> _WORK TO BE COMPLETED_
Exact repetition of every entry is required.

[Records excerpted from a collection]
* * * * *
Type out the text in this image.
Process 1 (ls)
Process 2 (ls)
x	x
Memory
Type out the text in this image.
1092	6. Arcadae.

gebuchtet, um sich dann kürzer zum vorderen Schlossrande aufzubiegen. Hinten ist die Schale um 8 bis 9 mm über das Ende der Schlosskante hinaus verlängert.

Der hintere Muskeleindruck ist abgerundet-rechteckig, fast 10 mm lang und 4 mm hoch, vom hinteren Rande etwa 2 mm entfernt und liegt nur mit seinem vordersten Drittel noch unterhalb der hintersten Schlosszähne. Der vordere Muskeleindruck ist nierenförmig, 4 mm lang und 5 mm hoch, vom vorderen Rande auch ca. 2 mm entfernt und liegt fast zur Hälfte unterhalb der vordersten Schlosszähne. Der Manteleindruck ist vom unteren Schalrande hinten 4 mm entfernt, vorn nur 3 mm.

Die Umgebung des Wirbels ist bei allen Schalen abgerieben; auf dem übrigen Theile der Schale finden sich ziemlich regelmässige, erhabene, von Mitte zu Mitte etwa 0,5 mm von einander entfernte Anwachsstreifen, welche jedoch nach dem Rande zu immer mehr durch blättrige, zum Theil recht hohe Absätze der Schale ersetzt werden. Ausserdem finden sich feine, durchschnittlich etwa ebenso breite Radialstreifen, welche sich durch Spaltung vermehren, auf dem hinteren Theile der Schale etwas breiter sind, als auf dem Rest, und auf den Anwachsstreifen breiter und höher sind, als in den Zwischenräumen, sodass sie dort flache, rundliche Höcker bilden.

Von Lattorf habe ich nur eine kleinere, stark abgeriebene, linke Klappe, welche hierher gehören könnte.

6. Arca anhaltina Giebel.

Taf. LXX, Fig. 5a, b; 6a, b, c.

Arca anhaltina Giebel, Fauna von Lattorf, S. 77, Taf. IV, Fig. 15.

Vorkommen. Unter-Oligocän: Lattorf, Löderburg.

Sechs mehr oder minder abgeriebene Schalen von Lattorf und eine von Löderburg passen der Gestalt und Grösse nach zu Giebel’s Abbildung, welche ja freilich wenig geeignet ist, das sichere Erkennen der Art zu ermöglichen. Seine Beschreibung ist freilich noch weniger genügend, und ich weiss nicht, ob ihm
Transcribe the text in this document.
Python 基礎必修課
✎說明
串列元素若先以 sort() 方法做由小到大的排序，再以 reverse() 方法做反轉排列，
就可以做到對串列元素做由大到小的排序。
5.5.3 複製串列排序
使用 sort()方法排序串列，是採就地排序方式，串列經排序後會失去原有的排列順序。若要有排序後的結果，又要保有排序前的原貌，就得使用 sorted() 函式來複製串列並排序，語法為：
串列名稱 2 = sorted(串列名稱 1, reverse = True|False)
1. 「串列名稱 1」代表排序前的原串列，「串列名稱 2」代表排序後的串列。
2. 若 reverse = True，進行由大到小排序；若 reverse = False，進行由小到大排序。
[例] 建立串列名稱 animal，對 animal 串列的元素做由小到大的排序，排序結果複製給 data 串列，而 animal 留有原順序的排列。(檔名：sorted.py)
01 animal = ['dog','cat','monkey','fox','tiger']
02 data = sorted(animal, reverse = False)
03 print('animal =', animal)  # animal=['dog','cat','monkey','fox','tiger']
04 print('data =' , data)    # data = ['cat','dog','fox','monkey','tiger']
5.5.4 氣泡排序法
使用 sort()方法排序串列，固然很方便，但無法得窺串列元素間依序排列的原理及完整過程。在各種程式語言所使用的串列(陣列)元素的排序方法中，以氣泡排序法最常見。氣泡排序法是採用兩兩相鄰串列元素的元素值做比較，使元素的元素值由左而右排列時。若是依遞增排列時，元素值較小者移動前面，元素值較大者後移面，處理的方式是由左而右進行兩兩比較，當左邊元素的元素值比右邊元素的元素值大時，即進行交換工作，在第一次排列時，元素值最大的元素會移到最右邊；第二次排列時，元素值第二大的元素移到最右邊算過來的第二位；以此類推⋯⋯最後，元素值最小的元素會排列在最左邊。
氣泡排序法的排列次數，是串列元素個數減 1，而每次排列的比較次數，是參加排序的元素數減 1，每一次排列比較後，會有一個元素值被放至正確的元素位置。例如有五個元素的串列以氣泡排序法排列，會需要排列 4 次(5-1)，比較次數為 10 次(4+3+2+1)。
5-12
* * * * *
> _WORKED SOLUTION_
Type out the text in this image.
Process 1 (ls)
Process 2 (ls)
x	x
Memory
Type out the text in this image.
1092	6. Arcadae.

gebuchtet, um sich dann kürzer zum vorderen Schlossrande aufzubiegen. Hinten ist die Schale um 8 bis 9 mm über das Ende der Schlosskante hinaus verlängert.

Der hintere Muskeleindruck ist abgerundet-rechteckig, fast 10 mm lang und 4 mm hoch, vom hinteren Rande etwa 2 mm entfernt und liegt nur mit seinem vordersten Drittel noch unterhalb der hintersten Schlosszähne. Der vordere Muskeleindruck ist nierenförmig, 4 mm lang und 5 mm hoch, vom vorderen Rande auch ca. 2 mm entfernt und liegt fast zur Hälfte unterhalb der vordersten Schlosszähne. Der Manteleindruck ist vom unteren Schalrande hinten 4 mm entfernt, vorn nur 3 mm.

Die Umgebung des Wirbels ist bei allen Schalen abgerieben; auf dem übrigen Theile der Schale finden sich ziemlich regelmässige, erhabene, von Mitte zu Mitte etwa 0,5 mm von einander entfernte Anwachsstreifen, welche jedoch nach dem Rande zu immer mehr durch blättrige, zum Theil recht hohe Absätze der Schale ersetzt werden. Ausserdem finden sich feine, durchschnittlich etwa ebenso breite Radialstreifen, welche sich durch Spaltung vermehren, auf dem hinteren Theile der Schale etwas breiter sind, als auf dem Rest, und auf den Anwachsstreifen breiter und höher sind, als in den Zwischenräumen, sodass sie dort flache, rundliche Höcker bilden.

Von Lattorf habe ich nur eine kleinere, stark abgeriebene, linke Klappe, welche hierher gehören könnte.

6. Arca anhaltina Giebel.

Taf. LXX, Fig. 5a, b; 6a, b, c.

Arca anhaltina Giebel, Fauna von Lattorf, S. 77, Taf. IV, Fig. 15.

Vorkommen. Unter-Oligocän: Lattorf, Löderburg.

Sechs mehr oder minder abgeriebene Schalen von Lattorf und eine von Löderburg passen der Gestalt und Grösse nach zu Giebel’s Abbildung, welche ja freilich wenig geeignet ist, das sichere Erkennen der Art zu ermöglichen. Seine Beschreibung ist freilich noch weniger genügend, und ich weiss nicht, ob ihm
Transcribe the text in this document.
Python 基礎必修課
✎說明
串列元素若先以 sort() 方法做由小到大的排序，再以 reverse() 方法做反轉排列，
就可以做到對串列元素做由大到小的排序。
5.5.3 複製串列排序
使用 sort()方法排序串列，是採就地排序方式，串列經排序後會失去原有的排列順序。若要有排序後的結果，又要保有排序前的原貌，就得使用 sorted() 函式來複製串列並排序，語法為：
串列名稱 2 = sorted(串列名稱 1, reverse = True|False)
1. 「串列名稱 1」代表排序前的原串列，「串列名稱 2」代表排序後的串列。
2. 若 reverse = True，進行由大到小排序；若 reverse = False，進行由小到大排序。
[例] 建立串列名稱 animal，對 animal 串列的元素做由小到大的排序，排序結果複製給 data 串列，而 animal 留有原順序的排列。(檔名：sorted.py)
01 animal = ['dog','cat','monkey','fox','tiger']
02 data = sorted(animal, reverse = False)
03 print('animal =', animal)  # animal=['dog','cat','monkey','fox','tiger']
04 print('data =' , data)    # data = ['cat','dog','fox','monkey','tiger']
5.5.4 氣泡排序法
使用 sort()方法排序串列，固然很方便，但無法得窺串列元素間依序排列的原理及完整過程。在各種程式語言所使用的串列(陣列)元素的排序方法中，以氣泡排序法最常見。氣泡排序法是採用兩兩相鄰串列元素的元素值做比較，使元素的元素值由左而右排列時。若是依遞增排列時，元素值較小者移動前面，元素值較大者後移面，處理的方式是由左而右進行兩兩比較，當左邊元素的元素值比右邊元素的元素值大時，即進行交換工作，在第一次排列時，元素值最大的元素會移到最右邊；第二次排列時，元素值第二大的元素移到最右邊算過來的第二位；以此類推⋯⋯最後，元素值最小的元素會排列在最左邊。
氣泡排序法的排列次數，是串列元素個數減 1，而每次排列的比較次數，是參加排序的元素數減 1，每一次排列比較後，會有一個元素值被放至正確的元素位置。例如有五個元素的串列以氣泡排序法排列，會需要排列 4 次(5-1)，比較次數為 10 次(4+3+2+1)。
5-12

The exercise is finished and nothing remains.